Collected data entries:
______________________________

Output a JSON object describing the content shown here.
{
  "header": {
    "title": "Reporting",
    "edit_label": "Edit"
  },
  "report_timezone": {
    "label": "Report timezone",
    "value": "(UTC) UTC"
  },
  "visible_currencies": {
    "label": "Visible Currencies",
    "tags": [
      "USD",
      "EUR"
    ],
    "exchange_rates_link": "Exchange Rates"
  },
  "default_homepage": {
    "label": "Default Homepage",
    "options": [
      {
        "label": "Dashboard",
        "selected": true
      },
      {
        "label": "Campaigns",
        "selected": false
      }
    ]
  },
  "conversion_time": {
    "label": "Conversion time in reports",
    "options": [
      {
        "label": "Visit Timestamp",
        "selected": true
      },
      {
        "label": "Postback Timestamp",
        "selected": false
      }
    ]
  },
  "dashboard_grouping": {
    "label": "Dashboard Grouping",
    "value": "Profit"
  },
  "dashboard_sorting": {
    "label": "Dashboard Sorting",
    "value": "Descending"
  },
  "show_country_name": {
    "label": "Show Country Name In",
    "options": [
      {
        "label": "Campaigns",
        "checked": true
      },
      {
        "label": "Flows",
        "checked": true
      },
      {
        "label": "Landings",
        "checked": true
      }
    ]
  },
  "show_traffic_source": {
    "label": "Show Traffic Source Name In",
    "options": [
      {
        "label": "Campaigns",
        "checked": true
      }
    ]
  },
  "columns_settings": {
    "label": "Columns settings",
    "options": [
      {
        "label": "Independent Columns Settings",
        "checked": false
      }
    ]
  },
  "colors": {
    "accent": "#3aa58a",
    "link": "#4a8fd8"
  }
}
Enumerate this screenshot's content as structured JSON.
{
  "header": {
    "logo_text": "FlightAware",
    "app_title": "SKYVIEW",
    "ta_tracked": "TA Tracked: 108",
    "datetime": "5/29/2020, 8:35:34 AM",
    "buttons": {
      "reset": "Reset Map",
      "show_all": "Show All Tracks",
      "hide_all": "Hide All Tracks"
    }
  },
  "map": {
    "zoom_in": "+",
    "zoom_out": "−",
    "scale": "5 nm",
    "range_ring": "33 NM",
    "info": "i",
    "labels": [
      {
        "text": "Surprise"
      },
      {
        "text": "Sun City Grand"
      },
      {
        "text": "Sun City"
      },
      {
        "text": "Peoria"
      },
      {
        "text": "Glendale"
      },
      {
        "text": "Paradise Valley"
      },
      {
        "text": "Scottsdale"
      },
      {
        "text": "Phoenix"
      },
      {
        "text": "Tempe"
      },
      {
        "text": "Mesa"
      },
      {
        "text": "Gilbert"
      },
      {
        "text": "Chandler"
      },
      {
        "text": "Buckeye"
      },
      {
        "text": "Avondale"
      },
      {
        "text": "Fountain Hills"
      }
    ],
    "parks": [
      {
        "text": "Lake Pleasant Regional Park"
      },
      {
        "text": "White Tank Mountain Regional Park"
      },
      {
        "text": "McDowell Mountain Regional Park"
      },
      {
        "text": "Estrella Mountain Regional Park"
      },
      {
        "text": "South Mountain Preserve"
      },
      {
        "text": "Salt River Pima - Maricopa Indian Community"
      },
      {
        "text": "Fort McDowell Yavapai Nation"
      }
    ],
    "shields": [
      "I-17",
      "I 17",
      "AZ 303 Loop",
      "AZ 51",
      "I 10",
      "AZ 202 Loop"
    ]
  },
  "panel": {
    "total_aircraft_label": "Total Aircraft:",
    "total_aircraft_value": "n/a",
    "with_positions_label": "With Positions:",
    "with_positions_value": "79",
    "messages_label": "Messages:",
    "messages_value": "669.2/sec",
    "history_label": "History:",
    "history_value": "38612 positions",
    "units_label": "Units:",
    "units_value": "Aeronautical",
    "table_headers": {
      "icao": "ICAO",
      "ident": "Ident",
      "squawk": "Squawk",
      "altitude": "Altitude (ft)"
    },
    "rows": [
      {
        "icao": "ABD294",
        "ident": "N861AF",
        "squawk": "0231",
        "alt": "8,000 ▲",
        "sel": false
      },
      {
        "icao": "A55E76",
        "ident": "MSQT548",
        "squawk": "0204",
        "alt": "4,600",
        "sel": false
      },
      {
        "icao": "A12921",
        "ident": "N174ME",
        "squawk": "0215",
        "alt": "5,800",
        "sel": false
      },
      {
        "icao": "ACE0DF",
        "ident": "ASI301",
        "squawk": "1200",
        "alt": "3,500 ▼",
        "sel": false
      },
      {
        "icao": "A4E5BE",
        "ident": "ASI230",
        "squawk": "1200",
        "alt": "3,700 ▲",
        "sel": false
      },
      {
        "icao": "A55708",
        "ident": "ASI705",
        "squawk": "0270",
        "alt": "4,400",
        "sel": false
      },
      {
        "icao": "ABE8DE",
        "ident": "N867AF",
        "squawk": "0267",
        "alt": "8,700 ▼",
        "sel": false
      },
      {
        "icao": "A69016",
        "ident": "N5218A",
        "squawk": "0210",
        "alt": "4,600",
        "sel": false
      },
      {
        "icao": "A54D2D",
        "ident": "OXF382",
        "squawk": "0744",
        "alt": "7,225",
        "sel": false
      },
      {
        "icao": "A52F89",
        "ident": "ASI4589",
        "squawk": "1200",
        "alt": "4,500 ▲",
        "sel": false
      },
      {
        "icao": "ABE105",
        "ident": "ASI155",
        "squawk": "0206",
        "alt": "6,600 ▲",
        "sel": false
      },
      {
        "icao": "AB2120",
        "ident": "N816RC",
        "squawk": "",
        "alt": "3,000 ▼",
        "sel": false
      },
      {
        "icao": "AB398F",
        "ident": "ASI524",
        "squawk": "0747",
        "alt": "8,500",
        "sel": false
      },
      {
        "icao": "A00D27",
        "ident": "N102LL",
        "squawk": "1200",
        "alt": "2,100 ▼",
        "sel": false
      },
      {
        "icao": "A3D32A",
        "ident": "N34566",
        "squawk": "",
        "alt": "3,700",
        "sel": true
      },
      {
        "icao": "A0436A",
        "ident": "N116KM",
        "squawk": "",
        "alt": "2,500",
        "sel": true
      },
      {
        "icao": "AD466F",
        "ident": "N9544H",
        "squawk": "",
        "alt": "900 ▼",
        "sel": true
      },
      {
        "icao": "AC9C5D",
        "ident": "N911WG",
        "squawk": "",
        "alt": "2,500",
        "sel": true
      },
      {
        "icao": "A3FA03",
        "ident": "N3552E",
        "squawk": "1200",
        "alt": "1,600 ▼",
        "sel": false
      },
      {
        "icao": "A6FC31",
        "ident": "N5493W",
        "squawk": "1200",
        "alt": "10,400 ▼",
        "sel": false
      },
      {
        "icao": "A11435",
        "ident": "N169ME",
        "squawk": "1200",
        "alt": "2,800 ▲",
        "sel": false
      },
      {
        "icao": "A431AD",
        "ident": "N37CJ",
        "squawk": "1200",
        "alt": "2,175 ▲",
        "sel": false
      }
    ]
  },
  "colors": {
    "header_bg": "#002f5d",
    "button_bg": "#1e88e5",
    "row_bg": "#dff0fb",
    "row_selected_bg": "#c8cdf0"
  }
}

______________________________

Would you give the material above again, complete and exact?

Output a JSON object describing the content shown here.
{
  "header": {
    "title": "Reporting",
    "edit_label": "Edit"
  },
  "report_timezone": {
    "label": "Report timezone",
    "value": "(UTC) UTC"
  },
  "visible_currencies": {
    "label": "Visible Currencies",
    "tags": [
      "USD",
      "EUR"
    ],
    "exchange_rates_link": "Exchange Rates"
  },
  "default_homepage": {
    "label": "Default Homepage",
    "options": [
      {
        "label": "Dashboard",
        "selected": true
      },
      {
        "label": "Campaigns",
        "selected": false
      }
    ]
  },
  "conversion_time": {
    "label": "Conversion time in reports",
    "options": [
      {
        "label": "Visit Timestamp",
        "selected": true
      },
      {
        "label": "Postback Timestamp",
        "selected": false
      }
    ]
  },
  "dashboard_grouping": {
    "label": "Dashboard Grouping",
    "value": "Profit"
  },
  "dashboard_sorting": {
    "label": "Dashboard Sorting",
    "value": "Descending"
  },
  "show_country_name": {
    "label": "Show Country Name In",
    "options": [
      {
        "label": "Campaigns",
        "checked": true
      },
      {
        "label": "Flows",
        "checked": true
      },
      {
        "label": "Landings",
        "checked": true
      }
    ]
  },
  "show_traffic_source": {
    "label": "Show Traffic Source Name In",
    "options": [
      {
        "label": "Campaigns",
        "checked": true
      }
    ]
  },
  "columns_settings": {
    "label": "Columns settings",
    "options": [
      {
        "label": "Independent Columns Settings",
        "checked": false
      }
    ]
  },
  "colors": {
    "accent": "#3aa58a",
    "link": "#4a8fd8"
  }
}
Enumerate this screenshot's content as structured JSON.
{
  "header": {
    "logo_text": "FlightAware",
    "app_title": "SKYVIEW",
    "ta_tracked": "TA Tracked: 108",
    "datetime": "5/29/2020, 8:35:34 AM",
    "buttons": {
      "reset": "Reset Map",
      "show_all": "Show All Tracks",
      "hide_all": "Hide All Tracks"
    }
  },
  "map": {
    "zoom_in": "+",
    "zoom_out": "−",
    "scale": "5 nm",
    "range_ring": "33 NM",
    "info": "i",
    "labels": [
      {
        "text": "Surprise"
      },
      {
        "text": "Sun City Grand"
      },
      {
        "text": "Sun City"
      },
      {
        "text": "Peoria"
      },
      {
        "text": "Glendale"
      },
      {
        "text": "Paradise Valley"
      },
      {
        "text": "Scottsdale"
      },
      {
        "text": "Phoenix"
      },
      {
        "text": "Tempe"
      },
      {
        "text": "Mesa"
      },
      {
        "text": "Gilbert"
      },
      {
        "text": "Chandler"
      },
      {
        "text": "Buckeye"
      },
      {
        "text": "Avondale"
      },
      {
        "text": "Fountain Hills"
      }
    ],
    "parks": [
      {
        "text": "Lake Pleasant Regional Park"
      },
      {
        "text": "White Tank Mountain Regional Park"
      },
      {
        "text": "McDowell Mountain Regional Park"
      },
      {
        "text": "Estrella Mountain Regional Park"
      },
      {
        "text": "South Mountain Preserve"
      },
      {
        "text": "Salt River Pima - Maricopa Indian Community"
      },
      {
        "text": "Fort McDowell Yavapai Nation"
      }
    ],
    "shields": [
      "I-17",
      "I 17",
      "AZ 303 Loop",
      "AZ 51",
      "I 10",
      "AZ 202 Loop"
    ]
  },
  "panel": {
    "total_aircraft_label": "Total Aircraft:",
    "total_aircraft_value": "n/a",
    "with_positions_label": "With Positions:",
    "with_positions_value": "79",
    "messages_label": "Messages:",
    "messages_value": "669.2/sec",
    "history_label": "History:",
    "history_value": "38612 positions",
    "units_label": "Units:",
    "units_value": "Aeronautical",
    "table_headers": {
      "icao": "ICAO",
      "ident": "Ident",
      "squawk": "Squawk",
      "altitude": "Altitude (ft)"
    },
    "rows": [
      {
        "icao": "ABD294",
        "ident": "N861AF",
        "squawk": "0231",
        "alt": "8,000 ▲",
        "sel": false
      },
      {
        "icao": "A55E76",
        "ident": "MSQT548",
        "squawk": "0204",
        "alt": "4,600",
        "sel": false
      },
      {
        "icao": "A12921",
        "ident": "N174ME",
        "squawk": "0215",
        "alt": "5,800",
        "sel": false
      },
      {
        "icao": "ACE0DF",
        "ident": "ASI301",
        "squawk": "1200",
        "alt": "3,500 ▼",
        "sel": false
      },
      {
        "icao": "A4E5BE",
        "ident": "ASI230",
        "squawk": "1200",
        "alt": "3,700 ▲",
        "sel": false
      },
      {
        "icao": "A55708",
        "ident": "ASI705",
        "squawk": "0270",
        "alt": "4,400",
        "sel": false
      },
      {
        "icao": "ABE8DE",
        "ident": "N867AF",
        "squawk": "0267",
        "alt": "8,700 ▼",
        "sel": false
      },
      {
        "icao": "A69016",
        "ident": "N5218A",
        "squawk": "0210",
        "alt": "4,600",
        "sel": false
      },
      {
        "icao": "A54D2D",
        "ident": "OXF382",
        "squawk": "0744",
        "alt": "7,225",
        "sel": false
      },
      {
        "icao": "A52F89",
        "ident": "ASI4589",
        "squawk": "1200",
        "alt": "4,500 ▲",
        "sel": false
      },
      {
        "icao": "ABE105",
        "ident": "ASI155",
        "squawk": "0206",
        "alt": "6,600 ▲",
        "sel": false
      },
      {
        "icao": "AB2120",
        "ident": "N816RC",
        "squawk": "",
        "alt": "3,000 ▼",
        "sel": false
      },
      {
        "icao": "AB398F",
        "ident": "ASI524",
        "squawk": "0747",
        "alt": "8,500",
        "sel": false
      },
      {
        "icao": "A00D27",
        "ident": "N102LL",
        "squawk": "1200",
        "alt": "2,100 ▼",
        "sel": false
      },
      {
        "icao": "A3D32A",
        "ident": "N34566",
        "squawk": "",
        "alt": "3,700",
        "sel": true
      },
      {
        "icao": "A0436A",
        "ident": "N116KM",
        "squawk": "",
        "alt": "2,500",
        "sel": true
      },
      {
        "icao": "AD466F",
        "ident": "N9544H",
        "squawk": "",
        "alt": "900 ▼",
        "sel": true
      },
      {
        "icao": "AC9C5D",
        "ident": "N911WG",
        "squawk": "",
        "alt": "2,500",
        "sel": true
      },
      {
        "icao": "A3FA03",
        "ident": "N3552E",
        "squawk": "1200",
        "alt": "1,600 ▼",
        "sel": false
      },
      {
        "icao": "A6FC31",
        "ident": "N5493W",
        "squawk": "1200",
        "alt": "10,400 ▼",
        "sel": false
      },
      {
        "icao": "A11435",
        "ident": "N169ME",
        "squawk": "1200",
        "alt": "2,800 ▲",
        "sel": false
      },
      {
        "icao": "A431AD",
        "ident": "N37CJ",
        "squawk": "1200",
        "alt": "2,175 ▲",
        "sel": false
      }
    ]
  },
  "colors": {
    "header_bg": "#002f5d",
    "button_bg": "#1e88e5",
    "row_bg": "#dff0fb",
    "row_selected_bg": "#c8cdf0"
  }
}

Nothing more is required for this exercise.